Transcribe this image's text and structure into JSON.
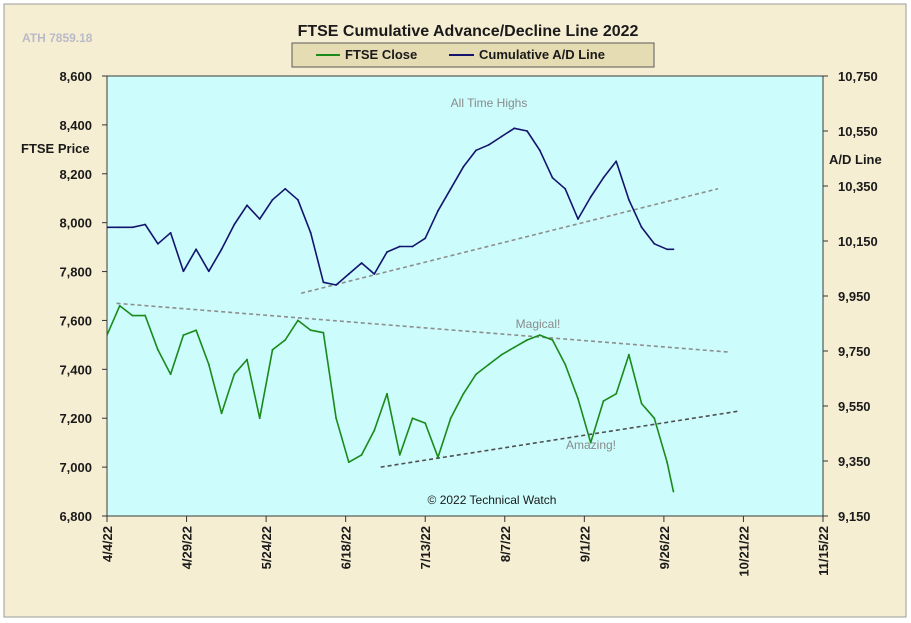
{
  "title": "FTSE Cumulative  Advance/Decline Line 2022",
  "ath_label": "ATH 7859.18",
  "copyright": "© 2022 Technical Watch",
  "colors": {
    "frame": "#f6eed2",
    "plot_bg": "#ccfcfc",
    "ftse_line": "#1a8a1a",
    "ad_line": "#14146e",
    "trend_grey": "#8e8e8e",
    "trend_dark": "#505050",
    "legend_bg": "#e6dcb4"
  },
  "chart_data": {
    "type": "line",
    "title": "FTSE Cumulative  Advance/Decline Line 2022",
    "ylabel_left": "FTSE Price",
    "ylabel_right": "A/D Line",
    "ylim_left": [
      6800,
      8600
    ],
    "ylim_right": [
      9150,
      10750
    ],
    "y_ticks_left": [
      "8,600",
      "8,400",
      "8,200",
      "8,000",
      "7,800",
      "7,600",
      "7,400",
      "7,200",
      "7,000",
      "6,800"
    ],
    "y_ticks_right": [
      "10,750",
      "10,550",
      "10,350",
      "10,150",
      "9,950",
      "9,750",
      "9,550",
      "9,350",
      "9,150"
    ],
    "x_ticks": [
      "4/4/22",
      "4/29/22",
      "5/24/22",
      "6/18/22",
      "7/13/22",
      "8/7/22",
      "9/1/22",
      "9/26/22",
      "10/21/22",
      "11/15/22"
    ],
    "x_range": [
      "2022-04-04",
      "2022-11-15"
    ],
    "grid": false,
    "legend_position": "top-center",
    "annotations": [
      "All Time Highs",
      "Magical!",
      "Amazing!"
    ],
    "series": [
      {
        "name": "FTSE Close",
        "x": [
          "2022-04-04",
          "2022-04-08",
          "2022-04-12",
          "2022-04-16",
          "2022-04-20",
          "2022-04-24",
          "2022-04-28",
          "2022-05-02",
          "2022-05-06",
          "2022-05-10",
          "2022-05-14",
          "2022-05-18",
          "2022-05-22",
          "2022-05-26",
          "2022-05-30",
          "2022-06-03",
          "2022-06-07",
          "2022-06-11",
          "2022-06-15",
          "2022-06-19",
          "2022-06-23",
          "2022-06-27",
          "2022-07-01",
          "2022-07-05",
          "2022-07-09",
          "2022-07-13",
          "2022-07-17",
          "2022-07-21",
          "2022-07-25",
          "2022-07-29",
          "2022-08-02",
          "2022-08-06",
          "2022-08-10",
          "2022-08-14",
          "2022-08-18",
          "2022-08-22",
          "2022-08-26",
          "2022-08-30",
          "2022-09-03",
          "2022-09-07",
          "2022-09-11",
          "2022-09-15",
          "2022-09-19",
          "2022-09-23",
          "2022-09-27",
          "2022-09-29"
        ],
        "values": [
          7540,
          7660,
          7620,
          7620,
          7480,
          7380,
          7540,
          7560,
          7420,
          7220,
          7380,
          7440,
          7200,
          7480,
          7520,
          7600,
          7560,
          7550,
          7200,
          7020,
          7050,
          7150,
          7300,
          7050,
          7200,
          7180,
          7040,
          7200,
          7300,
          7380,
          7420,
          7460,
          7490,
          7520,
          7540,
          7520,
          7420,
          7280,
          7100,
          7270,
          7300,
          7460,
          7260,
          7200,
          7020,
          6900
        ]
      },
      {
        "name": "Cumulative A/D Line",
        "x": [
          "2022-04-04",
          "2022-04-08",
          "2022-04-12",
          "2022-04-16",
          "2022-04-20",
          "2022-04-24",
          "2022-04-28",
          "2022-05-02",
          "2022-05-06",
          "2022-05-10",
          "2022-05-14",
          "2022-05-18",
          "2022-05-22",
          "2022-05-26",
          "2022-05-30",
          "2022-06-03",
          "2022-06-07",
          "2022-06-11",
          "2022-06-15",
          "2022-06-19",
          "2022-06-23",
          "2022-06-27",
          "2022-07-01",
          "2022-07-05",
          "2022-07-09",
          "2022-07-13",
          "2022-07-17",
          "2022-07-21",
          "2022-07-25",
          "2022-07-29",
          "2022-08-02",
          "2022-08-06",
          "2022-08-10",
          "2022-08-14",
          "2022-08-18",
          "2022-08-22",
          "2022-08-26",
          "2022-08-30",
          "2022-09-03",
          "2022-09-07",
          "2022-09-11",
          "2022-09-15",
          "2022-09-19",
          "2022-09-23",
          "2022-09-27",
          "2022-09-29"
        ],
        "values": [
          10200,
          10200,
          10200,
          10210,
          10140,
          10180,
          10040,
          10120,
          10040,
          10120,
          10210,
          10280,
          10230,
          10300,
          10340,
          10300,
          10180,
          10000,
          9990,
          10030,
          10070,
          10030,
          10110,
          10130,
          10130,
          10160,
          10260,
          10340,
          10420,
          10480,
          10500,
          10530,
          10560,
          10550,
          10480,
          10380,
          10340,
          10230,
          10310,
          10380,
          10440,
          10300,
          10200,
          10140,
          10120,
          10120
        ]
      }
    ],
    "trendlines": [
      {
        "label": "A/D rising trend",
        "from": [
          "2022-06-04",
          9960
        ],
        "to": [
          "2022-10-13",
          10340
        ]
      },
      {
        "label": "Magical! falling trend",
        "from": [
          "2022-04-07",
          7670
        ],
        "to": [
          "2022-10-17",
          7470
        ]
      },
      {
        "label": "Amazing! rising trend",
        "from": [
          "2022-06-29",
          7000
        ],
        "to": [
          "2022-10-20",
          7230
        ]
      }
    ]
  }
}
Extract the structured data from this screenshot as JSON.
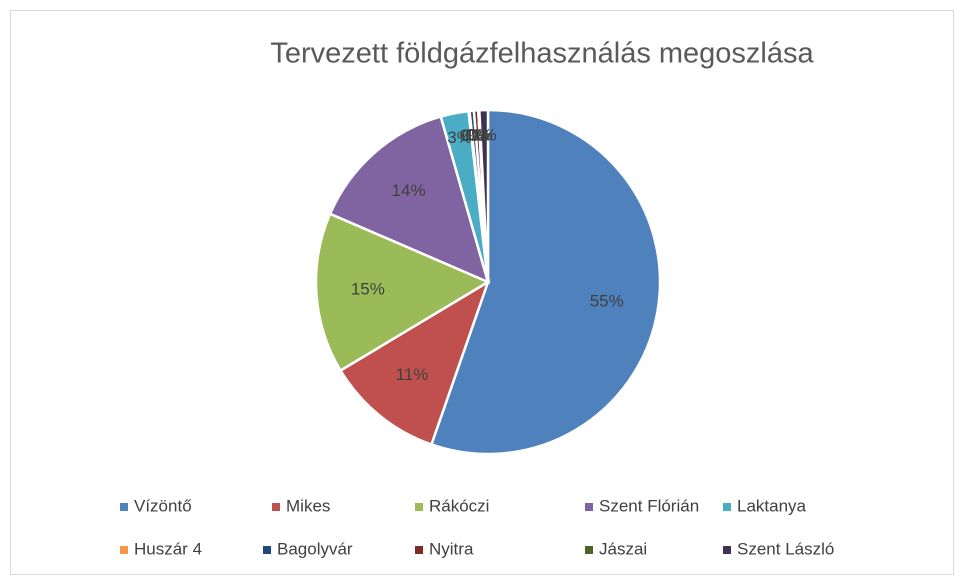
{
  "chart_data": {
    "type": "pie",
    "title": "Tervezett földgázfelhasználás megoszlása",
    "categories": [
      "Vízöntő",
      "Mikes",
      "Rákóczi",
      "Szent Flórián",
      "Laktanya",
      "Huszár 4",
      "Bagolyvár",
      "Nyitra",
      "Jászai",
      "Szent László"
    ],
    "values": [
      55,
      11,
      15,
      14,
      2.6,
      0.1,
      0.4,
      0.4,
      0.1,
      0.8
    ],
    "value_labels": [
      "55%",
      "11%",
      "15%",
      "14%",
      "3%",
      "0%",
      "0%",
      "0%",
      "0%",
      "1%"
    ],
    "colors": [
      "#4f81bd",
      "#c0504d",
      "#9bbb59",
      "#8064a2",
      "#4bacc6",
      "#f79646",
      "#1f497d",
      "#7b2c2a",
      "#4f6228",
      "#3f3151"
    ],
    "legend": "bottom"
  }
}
━━━━━━━━━━━━━━━━━━━━━━━━━━━━━━
Stated goal: Lines that include the word "rising" are to be extracted from the data above.

Worked solution:
        "label": "A/D rising trend",
        "label": "Amazing! rising trend",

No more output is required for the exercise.